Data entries
--- Start ---

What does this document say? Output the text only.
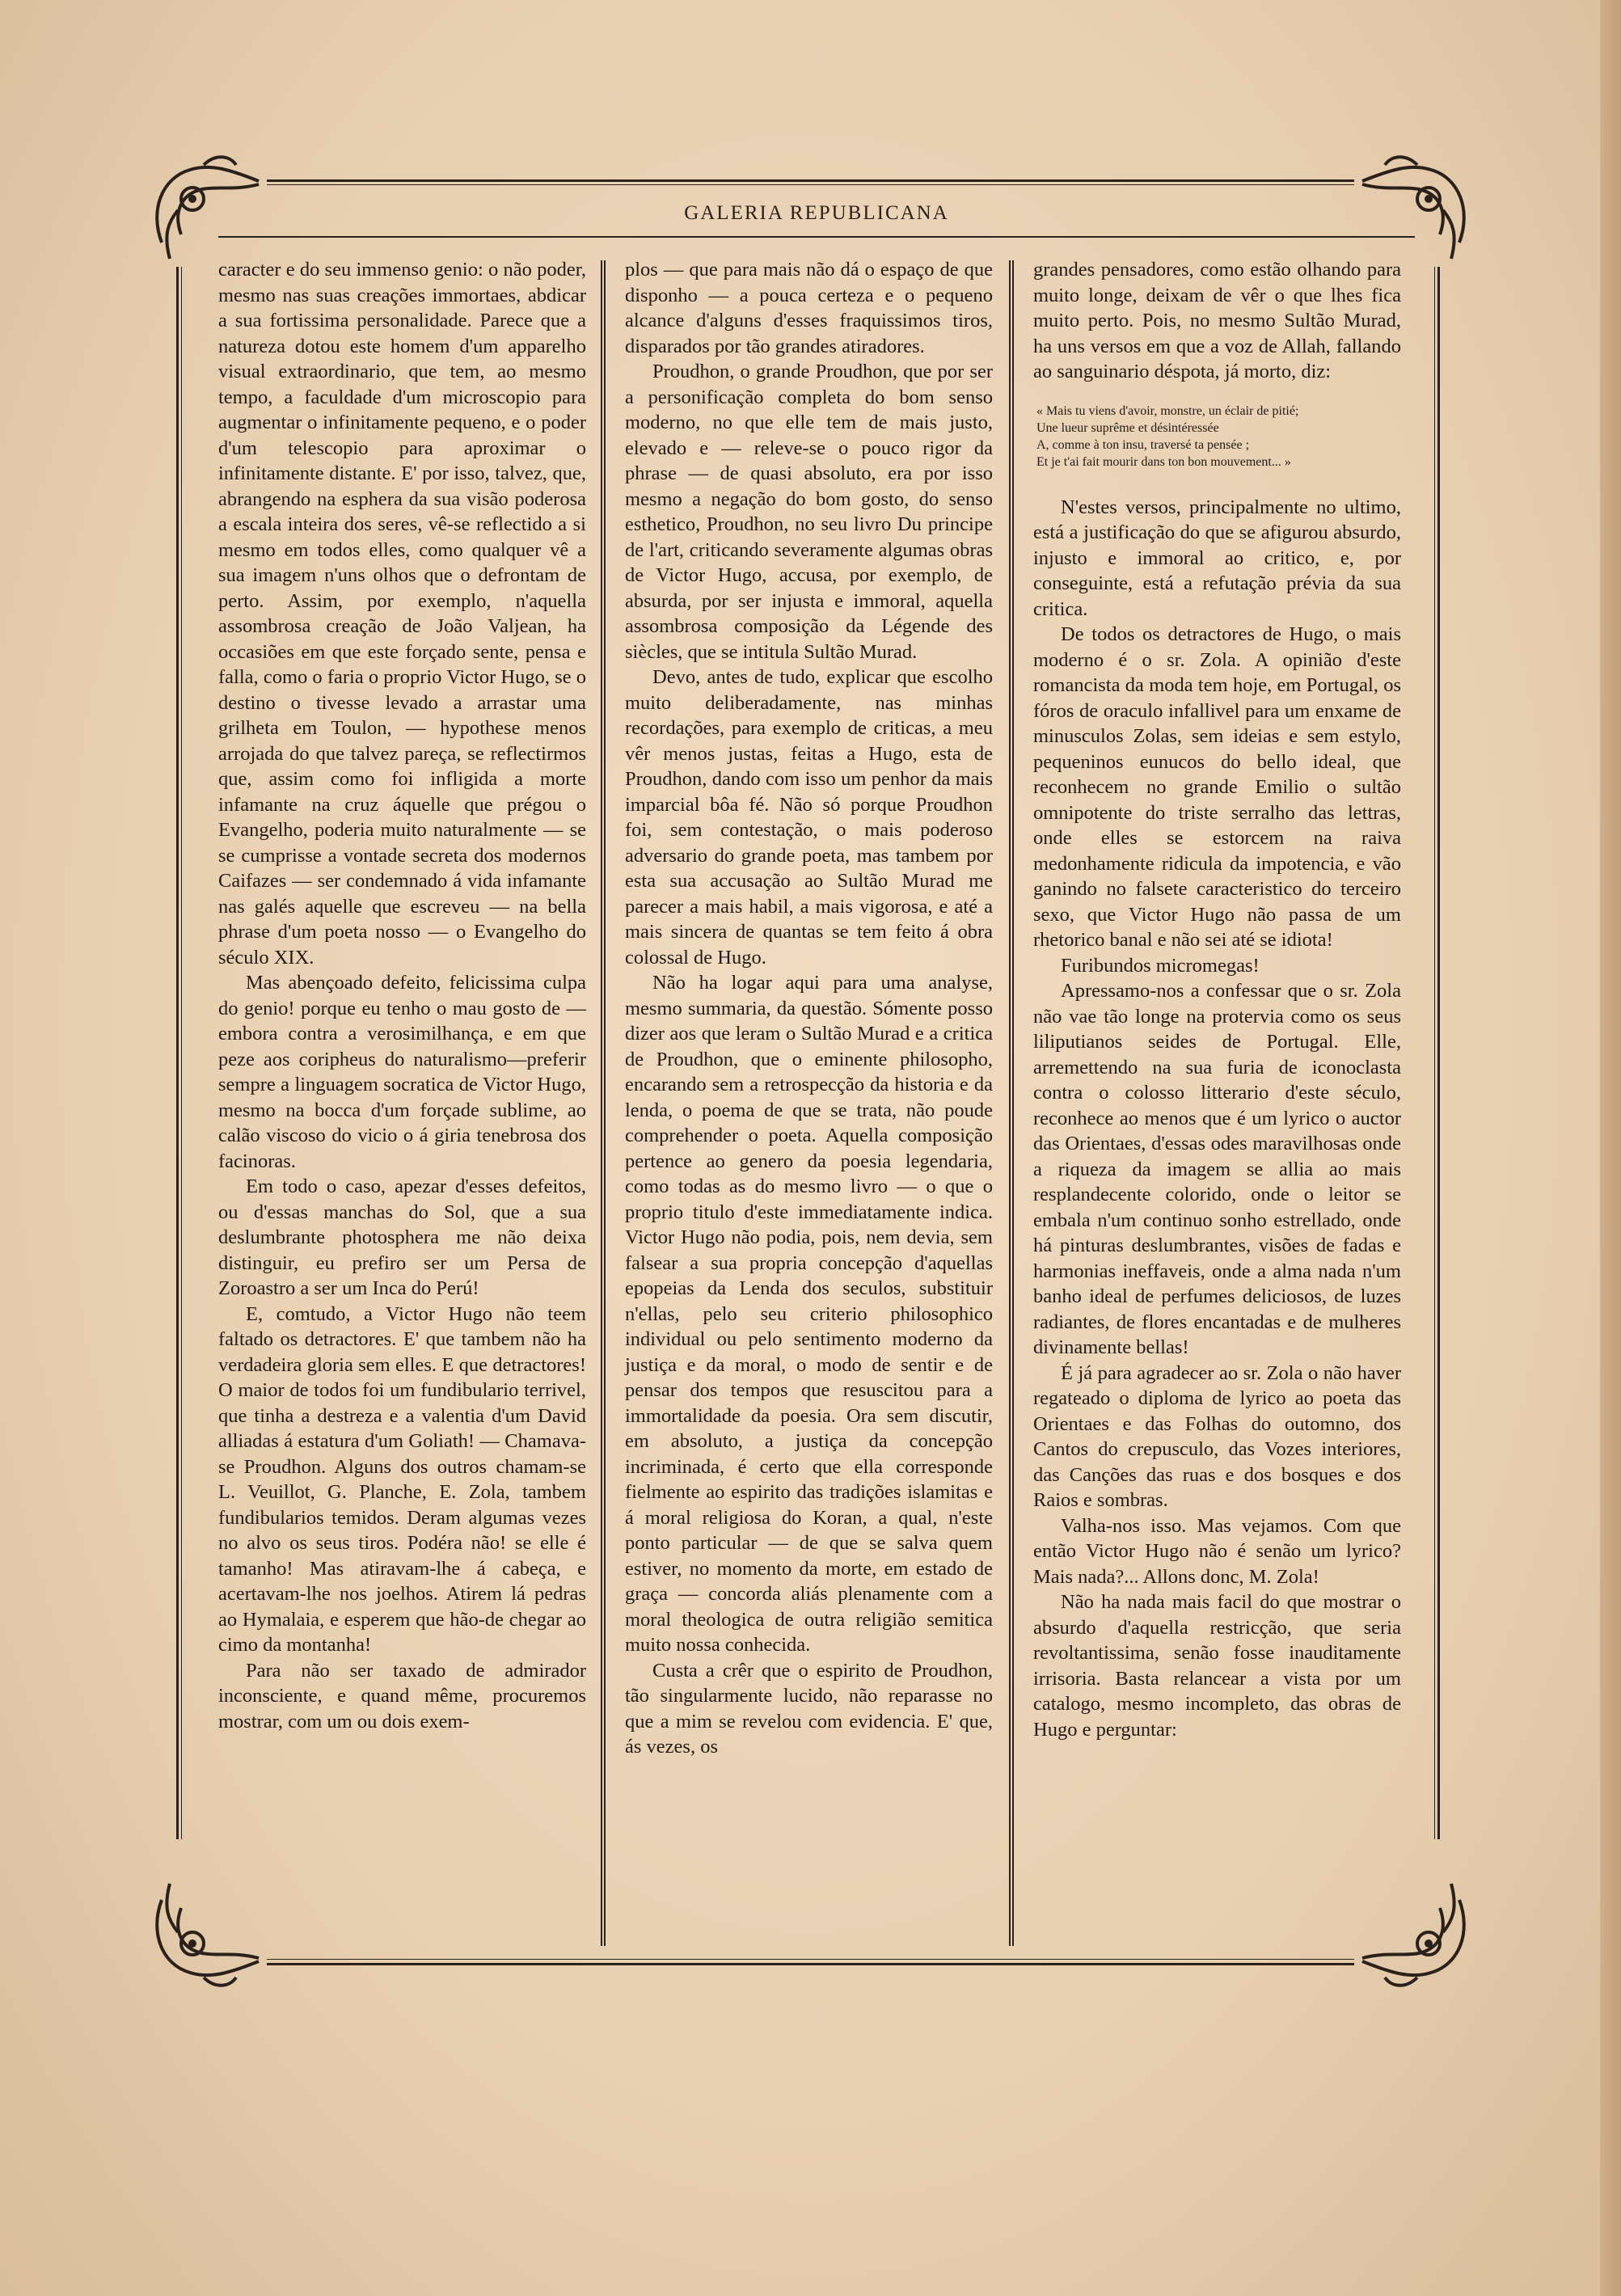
GALERIA REPUBLICANA

caracter e do seu immenso genio: o não poder, mesmo nas suas creações immortaes, abdicar a sua fortissima personalidade. Parece que a natureza dotou este homem d'um apparelho visual extraordinario, que tem, ao mesmo tempo, a faculdade d'um microscopio para augmentar o infinitamente pequeno, e o poder d'um telescopio para aproximar o infinitamente distante. E' por isso, talvez, que, abrangendo na esphera da sua visão poderosa a escala inteira dos seres, vê-se reflectido a si mesmo em todos elles, como qualquer vê a sua imagem n'uns olhos que o defrontam de perto. Assim, por exemplo, n'aquella assombrosa creação de João Valjean, ha occasiões em que este forçado sente, pensa e falla, como o faria o proprio Victor Hugo, se o destino o tivesse levado a arrastar uma grilheta em Toulon, — hypothese menos arrojada do que talvez pareça, se reflectirmos que, assim como foi infligida a morte infamante na cruz áquelle que prégou o Evangelho, poderia muito naturalmente — se se cumprisse a vontade secreta dos modernos Caifazes — ser condemnado á vida infamante nas galés aquelle que escreveu — na bella phrase d'um poeta nosso — o Evangelho do século XIX.

Mas abençoado defeito, felicissima culpa do genio! porque eu tenho o mau gosto de — embora contra a verosimilhança, e em que peze aos coripheus do naturalismo—preferir sempre a linguagem socratica de Victor Hugo, mesmo na bocca d'um forçade sublime, ao calão viscoso do vicio o á giria tenebrosa dos facinoras.

Em todo o caso, apezar d'esses defeitos, ou d'essas manchas do Sol, que a sua deslumbrante photosphera me não deixa distinguir, eu prefiro ser um Persa de Zoroastro a ser um Inca do Perú!

E, comtudo, a Victor Hugo não teem faltado os detractores. E' que tambem não ha verdadeira gloria sem elles. E que detractores! O maior de todos foi um fundibulario terrivel, que tinha a destreza e a valentia d'um David alliadas á estatura d'um Goliath! — Chamava-se Proudhon. Alguns dos outros chamam-se L. Veuillot, G. Planche, E. Zola, tambem fundibularios temidos. Deram algumas vezes no alvo os seus tiros. Podéra não! se elle é tamanho! Mas atiravam-lhe á cabeça, e acertavam-lhe nos joelhos. Atirem lá pedras ao Hymalaia, e esperem que hão-de chegar ao cimo da montanha!

Para não ser taxado de admirador inconsciente, e quand même, procuremos mostrar, com um ou dois exem-

plos — que para mais não dá o espaço de que disponho — a pouca certeza e o pequeno alcance d'alguns d'esses fraquissimos tiros, disparados por tão grandes atiradores.

Proudhon, o grande Proudhon, que por ser a personificação completa do bom senso moderno, no que elle tem de mais justo, elevado e — releve-se o pouco rigor da phrase — de quasi absoluto, era por isso mesmo a negação do bom gosto, do senso esthetico, Proudhon, no seu livro Du principe de l'art, criticando severamente algumas obras de Victor Hugo, accusa, por exemplo, de absurda, por ser injusta e immoral, aquella assombrosa composição da Légende des siècles, que se intitula Sultão Murad.

Devo, antes de tudo, explicar que escolho muito deliberadamente, nas minhas recordações, para exemplo de criticas, a meu vêr menos justas, feitas a Hugo, esta de Proudhon, dando com isso um penhor da mais imparcial bôa fé. Não só porque Proudhon foi, sem contestação, o mais poderoso adversario do grande poeta, mas tambem por esta sua accusação ao Sultão Murad me parecer a mais habil, a mais vigorosa, e até a mais sincera de quantas se tem feito á obra colossal de Hugo.

Não ha logar aqui para uma analyse, mesmo summaria, da questão. Sómente posso dizer aos que leram o Sultão Murad e a critica de Proudhon, que o eminente philosopho, encarando sem a retrospecção da historia e da lenda, o poema de que se trata, não poude comprehender o poeta. Aquella composição pertence ao genero da poesia legendaria, como todas as do mesmo livro — o que o proprio titulo d'este immediatamente indica. Victor Hugo não podia, pois, nem devia, sem falsear a sua propria concepção d'aquellas epopeias da Lenda dos seculos, substituir n'ellas, pelo seu criterio philosophico individual ou pelo sentimento moderno da justiça e da moral, o modo de sentir e de pensar dos tempos que resuscitou para a immortalidade da poesia. Ora sem discutir, em absoluto, a justiça da concepção incriminada, é certo que ella corresponde fielmente ao espirito das tradições islamitas e á moral religiosa do Koran, a qual, n'este ponto particular — de que se salva quem estiver, no momento da morte, em estado de graça — concorda aliás plenamente com a moral theologica de outra religião semitica muito nossa conhecida.

Custa a crêr que o espirito de Proudhon, tão singularmente lucido, não reparasse no que a mim se revelou com evidencia. E' que, ás vezes, os

grandes pensadores, como estão olhando para muito longe, deixam de vêr o que lhes fica muito perto. Pois, no mesmo Sultão Murad, ha uns versos em que a voz de Allah, fallando ao sanguinario déspota, já morto, diz:

« Mais tu viens d'avoir, monstre, un éclair de pitié;
Une lueur suprême et désintéressée
A, comme à ton insu, traversé ta pensée ;
Et je t'ai fait mourir dans ton bon mouvement... »

N'estes versos, principalmente no ultimo, está a justificação do que se afigurou absurdo, injusto e immoral ao critico, e, por conseguinte, está a refutação prévia da sua critica.

De todos os detractores de Hugo, o mais moderno é o sr. Zola. A opinião d'este romancista da moda tem hoje, em Portugal, os fóros de oraculo infallivel para um enxame de minusculos Zolas, sem ideias e sem estylo, pequeninos eunucos do bello ideal, que reconhecem no grande Emilio o sultão omnipotente do triste serralho das lettras, onde elles se estorcem na raiva medonhamente ridicula da impotencia, e vão ganindo no falsete caracteristico do terceiro sexo, que Victor Hugo não passa de um rhetorico banal e não sei até se idiota!

Furibundos micromegas!

Apressamo-nos a confessar que o sr. Zola não vae tão longe na protervia como os seus liliputianos seides de Portugal. Elle, arremettendo na sua furia de iconoclasta contra o colosso litterario d'este século, reconhece ao menos que é um lyrico o auctor das Orientaes, d'essas odes maravilhosas onde a riqueza da imagem se allia ao mais resplandecente colorido, onde o leitor se embala n'um continuo sonho estrellado, onde há pinturas deslumbrantes, visões de fadas e harmonias ineffaveis, onde a alma nada n'um banho ideal de perfumes deliciosos, de luzes radiantes, de flores encantadas e de mulheres divinamente bellas!

É já para agradecer ao sr. Zola o não haver regateado o diploma de lyrico ao poeta das Orientaes e das Folhas do outomno, dos Cantos do crepusculo, das Vozes interiores, das Canções das ruas e dos bosques e dos Raios e sombras.

Valha-nos isso. Mas vejamos. Com que então Victor Hugo não é senão um lyrico? Mais nada?... Allons donc, M. Zola!

Não ha nada mais facil do que mostrar o absurdo d'aquella restricção, que seria revoltantissima, senão fosse inauditamente irrisoria. Basta relancear a vista por um catalogo, mesmo incompleto, das obras de Hugo e perguntar:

--- End ---

## SET PROBLEM
Copy out all the records exactly, excluding pictures.

## THE COMPLETED TASK
What does this document say? Output the text only.
GALERIA REPUBLICANA

caracter e do seu immenso genio: o não poder, mesmo nas suas creações immortaes, abdicar a sua fortissima personalidade. Parece que a natureza dotou este homem d'um apparelho visual extraordinario, que tem, ao mesmo tempo, a faculdade d'um microscopio para augmentar o infinitamente pequeno, e o poder d'um telescopio para aproximar o infinitamente distante. E' por isso, talvez, que, abrangendo na esphera da sua visão poderosa a escala inteira dos seres, vê-se reflectido a si mesmo em todos elles, como qualquer vê a sua imagem n'uns olhos que o defrontam de perto. Assim, por exemplo, n'aquella assombrosa creação de João Valjean, ha occasiões em que este forçado sente, pensa e falla, como o faria o proprio Victor Hugo, se o destino o tivesse levado a arrastar uma grilheta em Toulon, — hypothese menos arrojada do que talvez pareça, se reflectirmos que, assim como foi infligida a morte infamante na cruz áquelle que prégou o Evangelho, poderia muito naturalmente — se se cumprisse a vontade secreta dos modernos Caifazes — ser condemnado á vida infamante nas galés aquelle que escreveu — na bella phrase d'um poeta nosso — o Evangelho do século XIX.

Mas abençoado defeito, felicissima culpa do genio! porque eu tenho o mau gosto de — embora contra a verosimilhança, e em que peze aos coripheus do naturalismo—preferir sempre a linguagem socratica de Victor Hugo, mesmo na bocca d'um forçade sublime, ao calão viscoso do vicio o á giria tenebrosa dos facinoras.

Em todo o caso, apezar d'esses defeitos, ou d'essas manchas do Sol, que a sua deslumbrante photosphera me não deixa distinguir, eu prefiro ser um Persa de Zoroastro a ser um Inca do Perú!

E, comtudo, a Victor Hugo não teem faltado os detractores. E' que tambem não ha verdadeira gloria sem elles. E que detractores! O maior de todos foi um fundibulario terrivel, que tinha a destreza e a valentia d'um David alliadas á estatura d'um Goliath! — Chamava-se Proudhon. Alguns dos outros chamam-se L. Veuillot, G. Planche, E. Zola, tambem fundibularios temidos. Deram algumas vezes no alvo os seus tiros. Podéra não! se elle é tamanho! Mas atiravam-lhe á cabeça, e acertavam-lhe nos joelhos. Atirem lá pedras ao Hymalaia, e esperem que hão-de chegar ao cimo da montanha!

Para não ser taxado de admirador inconsciente, e quand même, procuremos mostrar, com um ou dois exem-

plos — que para mais não dá o espaço de que disponho — a pouca certeza e o pequeno alcance d'alguns d'esses fraquissimos tiros, disparados por tão grandes atiradores.

Proudhon, o grande Proudhon, que por ser a personificação completa do bom senso moderno, no que elle tem de mais justo, elevado e — releve-se o pouco rigor da phrase — de quasi absoluto, era por isso mesmo a negação do bom gosto, do senso esthetico, Proudhon, no seu livro Du principe de l'art, criticando severamente algumas obras de Victor Hugo, accusa, por exemplo, de absurda, por ser injusta e immoral, aquella assombrosa composição da Légende des siècles, que se intitula Sultão Murad.

Devo, antes de tudo, explicar que escolho muito deliberadamente, nas minhas recordações, para exemplo de criticas, a meu vêr menos justas, feitas a Hugo, esta de Proudhon, dando com isso um penhor da mais imparcial bôa fé. Não só porque Proudhon foi, sem contestação, o mais poderoso adversario do grande poeta, mas tambem por esta sua accusação ao Sultão Murad me parecer a mais habil, a mais vigorosa, e até a mais sincera de quantas se tem feito á obra colossal de Hugo.

Não ha logar aqui para uma analyse, mesmo summaria, da questão. Sómente posso dizer aos que leram o Sultão Murad e a critica de Proudhon, que o eminente philosopho, encarando sem a retrospecção da historia e da lenda, o poema de que se trata, não poude comprehender o poeta. Aquella composição pertence ao genero da poesia legendaria, como todas as do mesmo livro — o que o proprio titulo d'este immediatamente indica. Victor Hugo não podia, pois, nem devia, sem falsear a sua propria concepção d'aquellas epopeias da Lenda dos seculos, substituir n'ellas, pelo seu criterio philosophico individual ou pelo sentimento moderno da justiça e da moral, o modo de sentir e de pensar dos tempos que resuscitou para a immortalidade da poesia. Ora sem discutir, em absoluto, a justiça da concepção incriminada, é certo que ella corresponde fielmente ao espirito das tradições islamitas e á moral religiosa do Koran, a qual, n'este ponto particular — de que se salva quem estiver, no momento da morte, em estado de graça — concorda aliás plenamente com a moral theologica de outra religião semitica muito nossa conhecida.

Custa a crêr que o espirito de Proudhon, tão singularmente lucido, não reparasse no que a mim se revelou com evidencia. E' que, ás vezes, os

grandes pensadores, como estão olhando para muito longe, deixam de vêr o que lhes fica muito perto. Pois, no mesmo Sultão Murad, ha uns versos em que a voz de Allah, fallando ao sanguinario déspota, já morto, diz:

« Mais tu viens d'avoir, monstre, un éclair de pitié;
Une lueur suprême et désintéressée
A, comme à ton insu, traversé ta pensée ;
Et je t'ai fait mourir dans ton bon mouvement... »

N'estes versos, principalmente no ultimo, está a justificação do que se afigurou absurdo, injusto e immoral ao critico, e, por conseguinte, está a refutação prévia da sua critica.

De todos os detractores de Hugo, o mais moderno é o sr. Zola. A opinião d'este romancista da moda tem hoje, em Portugal, os fóros de oraculo infallivel para um enxame de minusculos Zolas, sem ideias e sem estylo, pequeninos eunucos do bello ideal, que reconhecem no grande Emilio o sultão omnipotente do triste serralho das lettras, onde elles se estorcem na raiva medonhamente ridicula da impotencia, e vão ganindo no falsete caracteristico do terceiro sexo, que Victor Hugo não passa de um rhetorico banal e não sei até se idiota!

Furibundos micromegas!

Apressamo-nos a confessar que o sr. Zola não vae tão longe na protervia como os seus liliputianos seides de Portugal. Elle, arremettendo na sua furia de iconoclasta contra o colosso litterario d'este século, reconhece ao menos que é um lyrico o auctor das Orientaes, d'essas odes maravilhosas onde a riqueza da imagem se allia ao mais resplandecente colorido, onde o leitor se embala n'um continuo sonho estrellado, onde há pinturas deslumbrantes, visões de fadas e harmonias ineffaveis, onde a alma nada n'um banho ideal de perfumes deliciosos, de luzes radiantes, de flores encantadas e de mulheres divinamente bellas!

É já para agradecer ao sr. Zola o não haver regateado o diploma de lyrico ao poeta das Orientaes e das Folhas do outomno, dos Cantos do crepusculo, das Vozes interiores, das Canções das ruas e dos bosques e dos Raios e sombras.

Valha-nos isso. Mas vejamos. Com que então Victor Hugo não é senão um lyrico? Mais nada?... Allons donc, M. Zola!

Não ha nada mais facil do que mostrar o absurdo d'aquella restricção, que seria revoltantissima, senão fosse inauditamente irrisoria. Basta relancear a vista por um catalogo, mesmo incompleto, das obras de Hugo e perguntar:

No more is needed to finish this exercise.